§ The task
Below are records. Copy every line with "Temapache" in it.

Extracted data entries:
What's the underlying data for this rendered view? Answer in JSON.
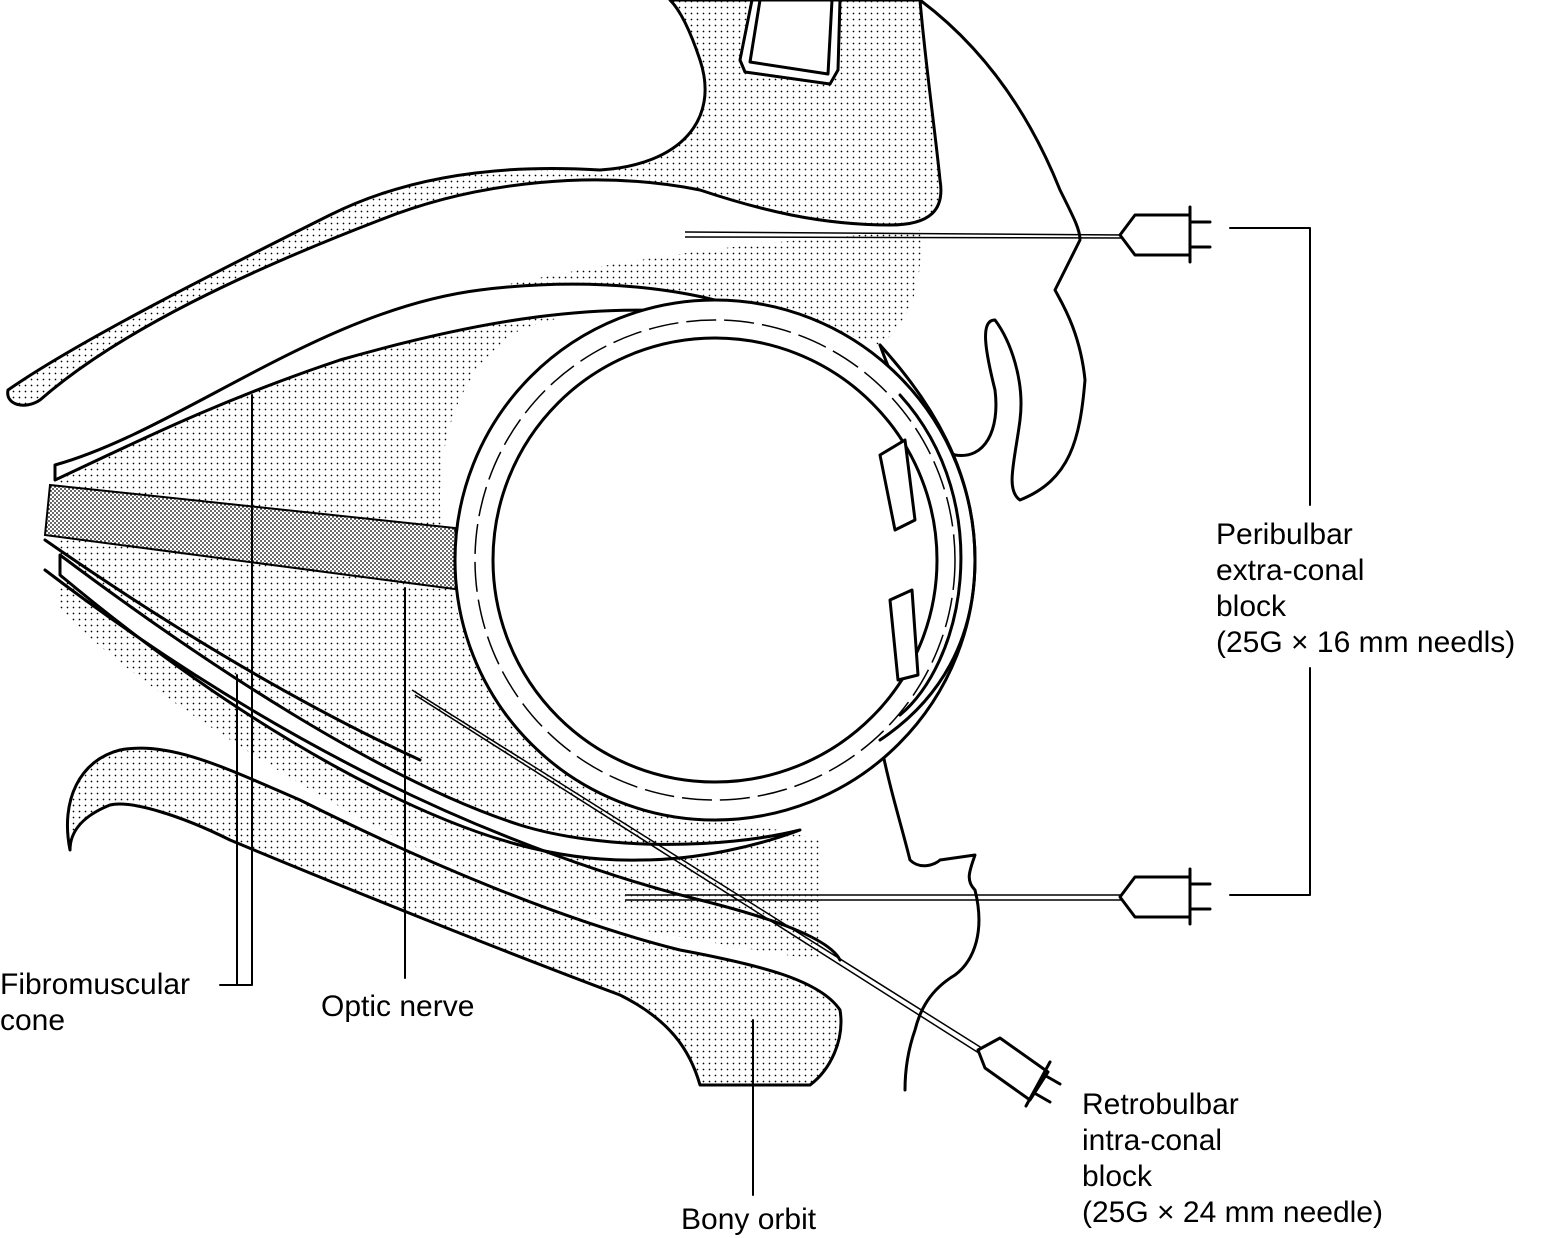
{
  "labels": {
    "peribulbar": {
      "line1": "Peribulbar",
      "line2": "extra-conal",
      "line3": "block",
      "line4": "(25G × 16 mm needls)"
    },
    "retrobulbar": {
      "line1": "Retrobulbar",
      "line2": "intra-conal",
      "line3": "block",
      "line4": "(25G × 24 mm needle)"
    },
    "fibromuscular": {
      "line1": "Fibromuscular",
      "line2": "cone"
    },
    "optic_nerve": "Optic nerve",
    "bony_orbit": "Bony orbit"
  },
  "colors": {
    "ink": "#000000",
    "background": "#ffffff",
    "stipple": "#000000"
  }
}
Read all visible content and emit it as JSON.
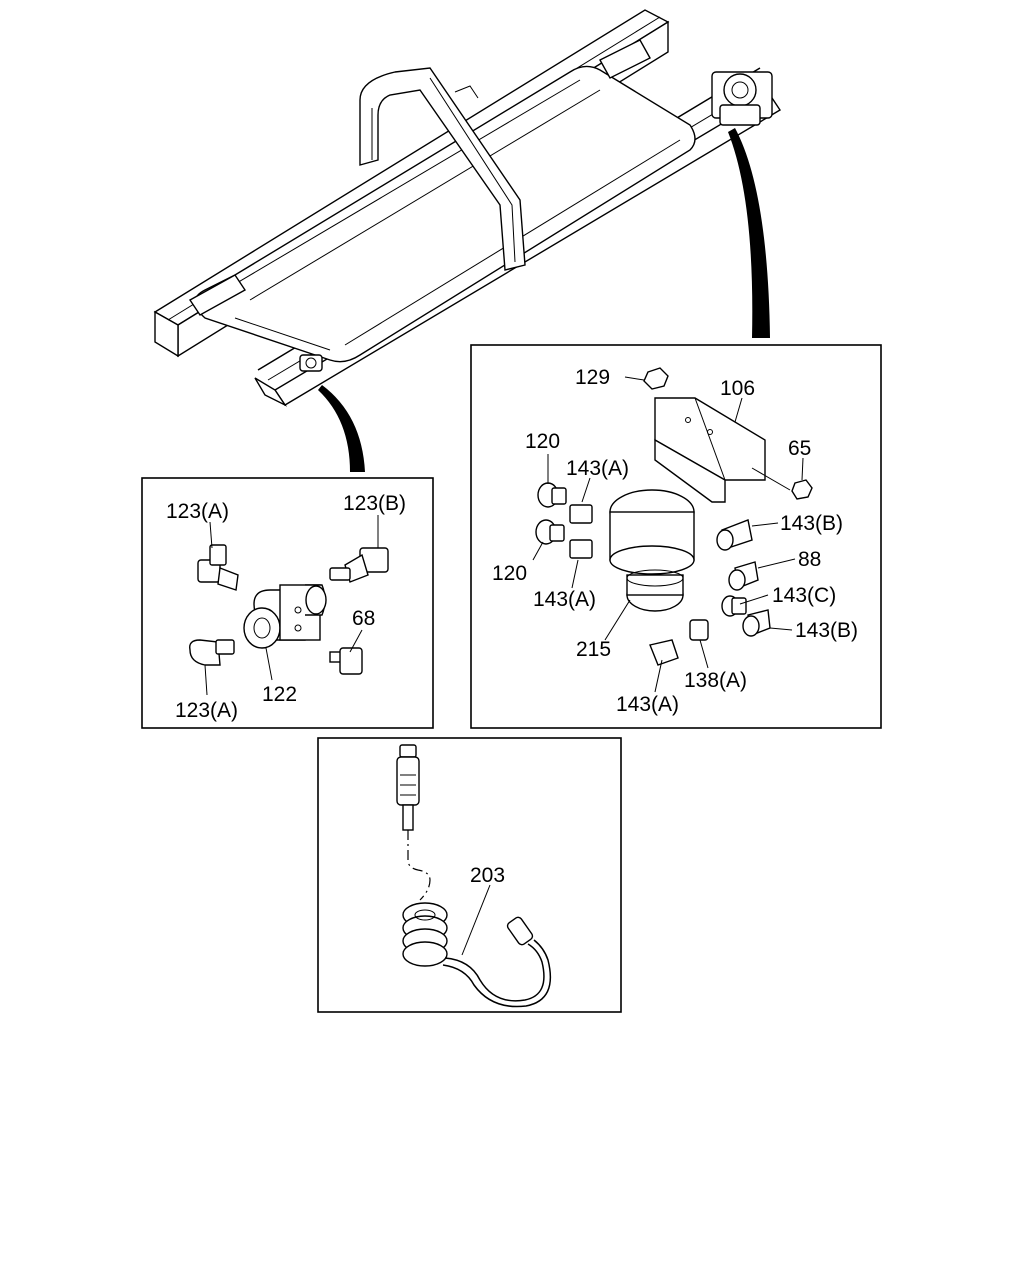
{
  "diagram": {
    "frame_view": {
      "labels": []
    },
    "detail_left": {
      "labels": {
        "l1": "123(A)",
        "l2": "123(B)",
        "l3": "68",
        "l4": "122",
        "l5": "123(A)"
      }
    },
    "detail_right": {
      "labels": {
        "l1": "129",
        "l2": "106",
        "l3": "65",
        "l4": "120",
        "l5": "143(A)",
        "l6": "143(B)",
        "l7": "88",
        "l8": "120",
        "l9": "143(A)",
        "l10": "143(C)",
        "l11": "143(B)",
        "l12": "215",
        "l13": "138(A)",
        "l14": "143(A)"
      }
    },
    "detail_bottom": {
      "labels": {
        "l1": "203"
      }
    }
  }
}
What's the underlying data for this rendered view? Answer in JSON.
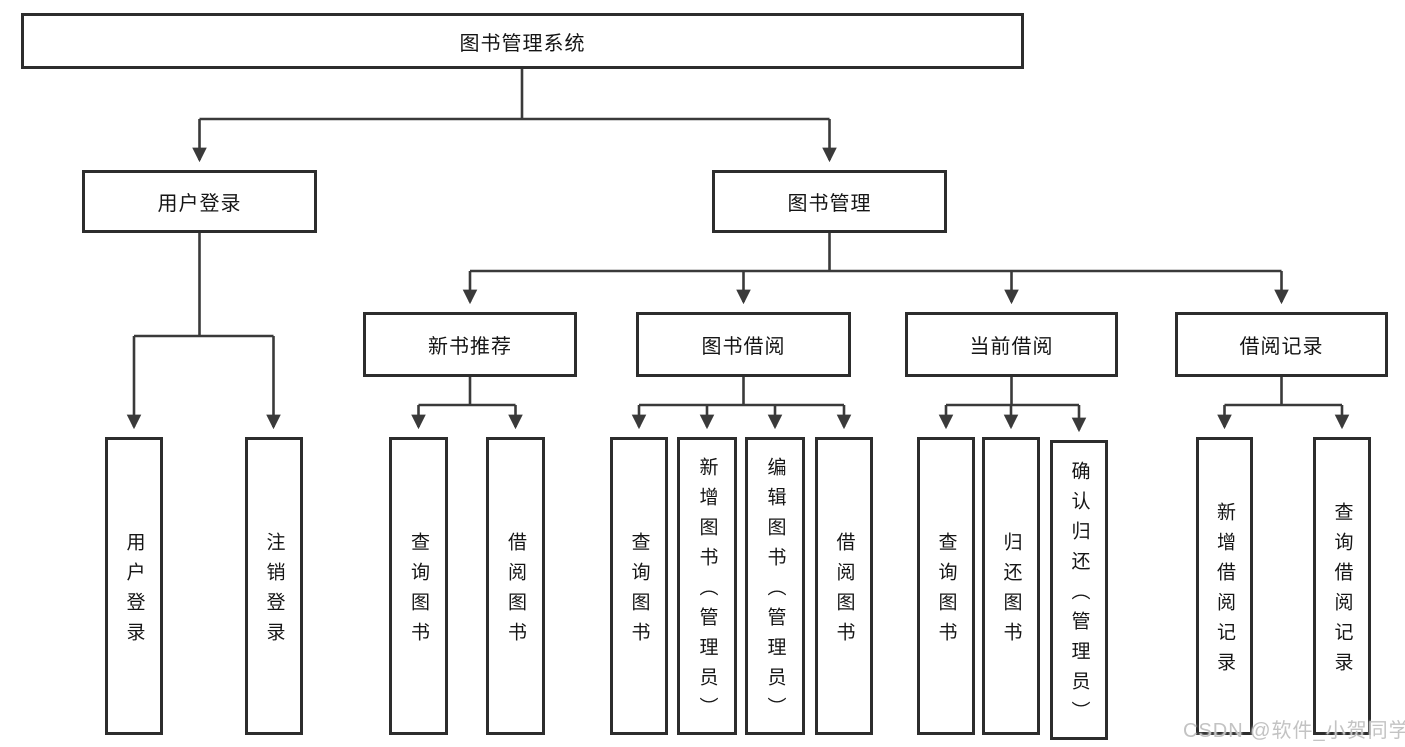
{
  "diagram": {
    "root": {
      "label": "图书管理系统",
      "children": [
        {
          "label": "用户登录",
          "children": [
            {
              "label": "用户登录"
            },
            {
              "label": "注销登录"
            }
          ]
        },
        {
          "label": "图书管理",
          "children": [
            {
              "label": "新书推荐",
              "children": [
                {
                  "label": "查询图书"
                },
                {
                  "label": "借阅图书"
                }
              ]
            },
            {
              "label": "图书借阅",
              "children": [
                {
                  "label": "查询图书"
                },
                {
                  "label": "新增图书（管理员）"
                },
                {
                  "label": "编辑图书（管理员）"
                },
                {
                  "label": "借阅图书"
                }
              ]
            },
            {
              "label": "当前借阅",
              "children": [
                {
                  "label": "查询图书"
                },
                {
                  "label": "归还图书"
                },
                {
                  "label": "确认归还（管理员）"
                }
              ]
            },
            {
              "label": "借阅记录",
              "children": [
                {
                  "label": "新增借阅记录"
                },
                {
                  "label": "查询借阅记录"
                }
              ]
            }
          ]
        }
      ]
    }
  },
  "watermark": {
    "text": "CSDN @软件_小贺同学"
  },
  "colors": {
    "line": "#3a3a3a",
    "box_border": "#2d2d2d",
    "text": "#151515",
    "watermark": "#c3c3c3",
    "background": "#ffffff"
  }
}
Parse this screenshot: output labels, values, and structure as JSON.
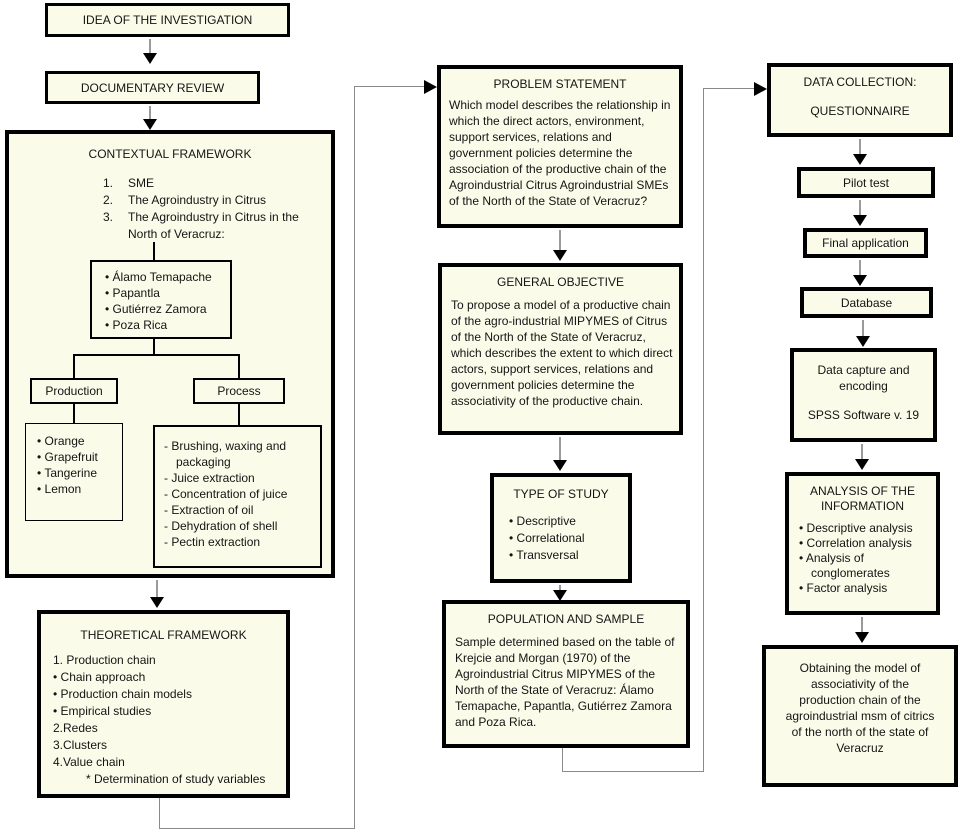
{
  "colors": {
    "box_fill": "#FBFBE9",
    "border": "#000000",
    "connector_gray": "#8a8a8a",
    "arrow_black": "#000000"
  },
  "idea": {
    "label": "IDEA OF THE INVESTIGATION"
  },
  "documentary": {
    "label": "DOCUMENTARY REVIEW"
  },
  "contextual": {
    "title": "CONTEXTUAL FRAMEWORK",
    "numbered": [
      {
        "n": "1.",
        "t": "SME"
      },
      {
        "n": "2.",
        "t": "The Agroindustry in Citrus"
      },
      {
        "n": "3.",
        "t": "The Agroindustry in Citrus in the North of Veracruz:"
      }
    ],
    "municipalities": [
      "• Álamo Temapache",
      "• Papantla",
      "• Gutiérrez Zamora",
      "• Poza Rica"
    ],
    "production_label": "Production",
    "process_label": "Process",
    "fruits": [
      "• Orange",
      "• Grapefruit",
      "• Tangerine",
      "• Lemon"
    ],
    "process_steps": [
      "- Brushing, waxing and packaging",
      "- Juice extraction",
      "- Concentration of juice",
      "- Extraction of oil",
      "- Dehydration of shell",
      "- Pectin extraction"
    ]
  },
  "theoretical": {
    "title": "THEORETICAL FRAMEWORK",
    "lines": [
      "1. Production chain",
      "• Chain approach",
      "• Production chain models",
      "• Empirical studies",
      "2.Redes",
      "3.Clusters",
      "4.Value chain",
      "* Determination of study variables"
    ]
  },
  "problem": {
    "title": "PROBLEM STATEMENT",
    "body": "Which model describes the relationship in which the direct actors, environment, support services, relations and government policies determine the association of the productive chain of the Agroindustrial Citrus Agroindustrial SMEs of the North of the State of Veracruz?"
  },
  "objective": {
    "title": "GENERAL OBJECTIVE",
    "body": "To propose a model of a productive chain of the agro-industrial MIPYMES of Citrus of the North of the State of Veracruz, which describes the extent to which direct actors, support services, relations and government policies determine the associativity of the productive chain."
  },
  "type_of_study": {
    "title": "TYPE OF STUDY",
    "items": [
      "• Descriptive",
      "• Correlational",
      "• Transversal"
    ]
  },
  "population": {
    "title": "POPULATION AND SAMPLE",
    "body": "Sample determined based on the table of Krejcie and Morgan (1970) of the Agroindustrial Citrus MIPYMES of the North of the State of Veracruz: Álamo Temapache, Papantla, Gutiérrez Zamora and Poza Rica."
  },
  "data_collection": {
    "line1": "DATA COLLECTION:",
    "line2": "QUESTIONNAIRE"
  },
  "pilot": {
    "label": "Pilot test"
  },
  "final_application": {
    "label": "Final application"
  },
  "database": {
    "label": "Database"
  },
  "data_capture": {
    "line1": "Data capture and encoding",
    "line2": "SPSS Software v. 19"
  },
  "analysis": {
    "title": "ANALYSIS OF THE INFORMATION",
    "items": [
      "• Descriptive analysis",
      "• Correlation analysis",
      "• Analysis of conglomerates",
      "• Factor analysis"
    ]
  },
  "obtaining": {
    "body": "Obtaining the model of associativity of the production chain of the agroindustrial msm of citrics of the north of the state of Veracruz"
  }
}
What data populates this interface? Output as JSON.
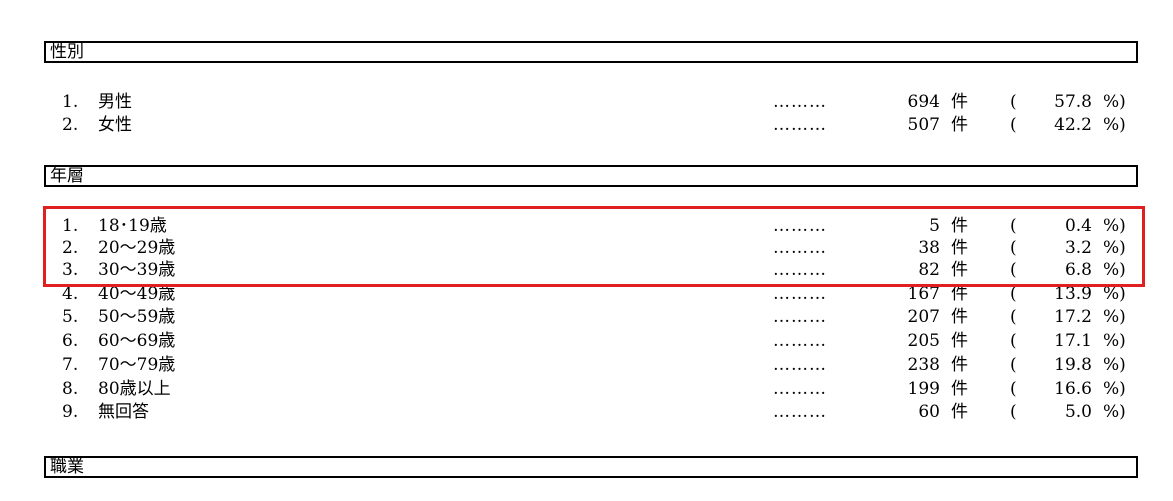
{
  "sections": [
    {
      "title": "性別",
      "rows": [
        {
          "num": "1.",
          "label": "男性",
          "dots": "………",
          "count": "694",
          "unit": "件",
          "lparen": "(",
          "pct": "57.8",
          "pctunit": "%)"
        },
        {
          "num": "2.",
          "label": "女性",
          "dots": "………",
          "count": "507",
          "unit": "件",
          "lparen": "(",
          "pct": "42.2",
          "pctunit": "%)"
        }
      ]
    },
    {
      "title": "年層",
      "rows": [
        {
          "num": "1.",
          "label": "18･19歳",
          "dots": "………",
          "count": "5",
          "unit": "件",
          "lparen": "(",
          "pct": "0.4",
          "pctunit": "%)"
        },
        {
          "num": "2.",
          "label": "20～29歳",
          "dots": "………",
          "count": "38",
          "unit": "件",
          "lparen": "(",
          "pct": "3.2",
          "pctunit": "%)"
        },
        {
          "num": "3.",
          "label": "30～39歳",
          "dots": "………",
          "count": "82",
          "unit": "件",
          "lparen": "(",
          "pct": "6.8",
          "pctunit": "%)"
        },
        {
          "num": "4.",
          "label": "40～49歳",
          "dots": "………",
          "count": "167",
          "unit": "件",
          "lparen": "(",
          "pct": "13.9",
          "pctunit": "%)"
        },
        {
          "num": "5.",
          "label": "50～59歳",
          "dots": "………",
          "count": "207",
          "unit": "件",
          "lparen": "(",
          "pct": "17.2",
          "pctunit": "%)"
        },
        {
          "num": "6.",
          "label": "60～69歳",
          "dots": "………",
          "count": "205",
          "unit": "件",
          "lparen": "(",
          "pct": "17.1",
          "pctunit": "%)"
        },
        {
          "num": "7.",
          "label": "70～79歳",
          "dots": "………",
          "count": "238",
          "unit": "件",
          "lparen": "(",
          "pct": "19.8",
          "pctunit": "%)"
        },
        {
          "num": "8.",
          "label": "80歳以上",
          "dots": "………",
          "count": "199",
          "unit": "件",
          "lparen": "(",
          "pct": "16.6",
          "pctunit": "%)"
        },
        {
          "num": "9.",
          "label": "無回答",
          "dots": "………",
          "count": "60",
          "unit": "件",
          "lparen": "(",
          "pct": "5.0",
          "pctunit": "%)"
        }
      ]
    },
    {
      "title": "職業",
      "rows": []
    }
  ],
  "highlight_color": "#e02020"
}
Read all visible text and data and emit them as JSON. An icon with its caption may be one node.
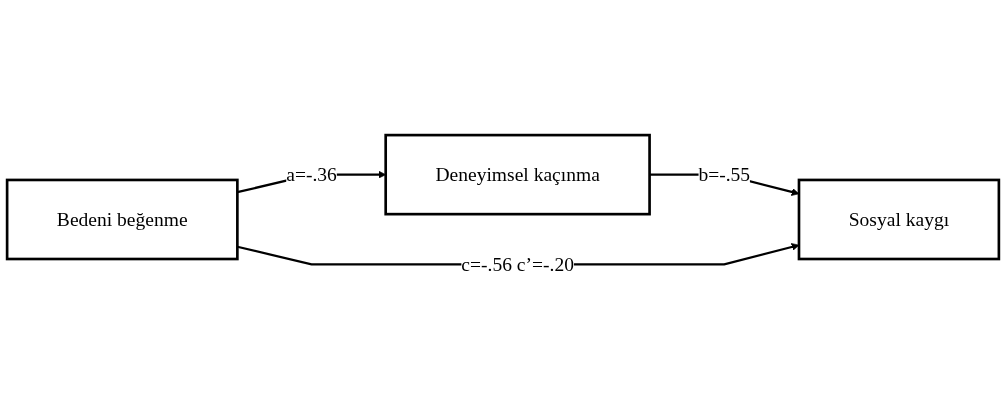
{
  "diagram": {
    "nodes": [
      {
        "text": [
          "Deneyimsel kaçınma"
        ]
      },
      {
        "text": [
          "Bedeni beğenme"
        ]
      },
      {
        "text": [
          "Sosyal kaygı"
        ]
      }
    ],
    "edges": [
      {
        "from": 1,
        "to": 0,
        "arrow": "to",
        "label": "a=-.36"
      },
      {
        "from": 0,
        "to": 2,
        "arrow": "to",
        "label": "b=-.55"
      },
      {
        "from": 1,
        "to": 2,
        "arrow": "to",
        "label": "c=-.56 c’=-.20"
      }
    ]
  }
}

§ Result
      "• Álamo Temapache",
    "body": "Sample determined based on the table of Krejcie and Morgan (1970) of the Agroindustrial Citrus MIPYMES of the North of the State of Veracruz: Álamo Temapache, Papantla, Gutiérrez Zamora and Poza Rica."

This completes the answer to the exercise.